* **WRITTEN PROBLEM**
Return the material word for word. Do not include pictures.

**** SOURCE RECORDS ****

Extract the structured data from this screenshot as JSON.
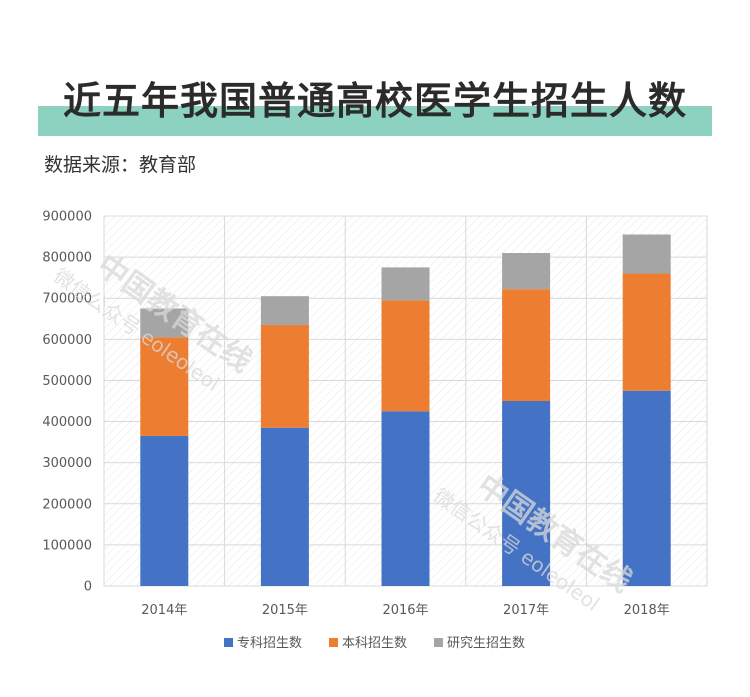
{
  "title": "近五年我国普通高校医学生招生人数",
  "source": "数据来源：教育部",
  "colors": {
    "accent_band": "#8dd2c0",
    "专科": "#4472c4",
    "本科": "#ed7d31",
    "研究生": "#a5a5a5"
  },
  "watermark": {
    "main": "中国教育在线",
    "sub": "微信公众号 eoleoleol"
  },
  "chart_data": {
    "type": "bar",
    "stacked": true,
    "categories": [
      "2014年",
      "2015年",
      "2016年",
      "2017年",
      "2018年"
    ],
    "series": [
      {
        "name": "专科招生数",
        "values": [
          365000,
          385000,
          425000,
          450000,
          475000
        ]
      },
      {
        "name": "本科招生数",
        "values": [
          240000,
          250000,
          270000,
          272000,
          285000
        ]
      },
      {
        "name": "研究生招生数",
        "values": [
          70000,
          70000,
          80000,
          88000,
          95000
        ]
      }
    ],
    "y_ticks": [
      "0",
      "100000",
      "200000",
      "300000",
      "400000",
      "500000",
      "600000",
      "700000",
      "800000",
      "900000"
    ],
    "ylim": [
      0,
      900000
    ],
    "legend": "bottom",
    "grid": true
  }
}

****

* **REPLY**
Extract the structured data from this screenshot as JSON.
{
  "title": "近五年我国普通高校医学生招生人数",
  "source": "数据来源：教育部",
  "colors": {
    "accent_band": "#8dd2c0",
    "专科": "#4472c4",
    "本科": "#ed7d31",
    "研究生": "#a5a5a5"
  },
  "watermark": {
    "main": "中国教育在线",
    "sub": "微信公众号 eoleoleol"
  },
  "chart_data": {
    "type": "bar",
    "stacked": true,
    "categories": [
      "2014年",
      "2015年",
      "2016年",
      "2017年",
      "2018年"
    ],
    "series": [
      {
        "name": "专科招生数",
        "values": [
          365000,
          385000,
          425000,
          450000,
          475000
        ]
      },
      {
        "name": "本科招生数",
        "values": [
          240000,
          250000,
          270000,
          272000,
          285000
        ]
      },
      {
        "name": "研究生招生数",
        "values": [
          70000,
          70000,
          80000,
          88000,
          95000
        ]
      }
    ],
    "y_ticks": [
      "0",
      "100000",
      "200000",
      "300000",
      "400000",
      "500000",
      "600000",
      "700000",
      "800000",
      "900000"
    ],
    "ylim": [
      0,
      900000
    ],
    "legend": "bottom",
    "grid": true
  }
}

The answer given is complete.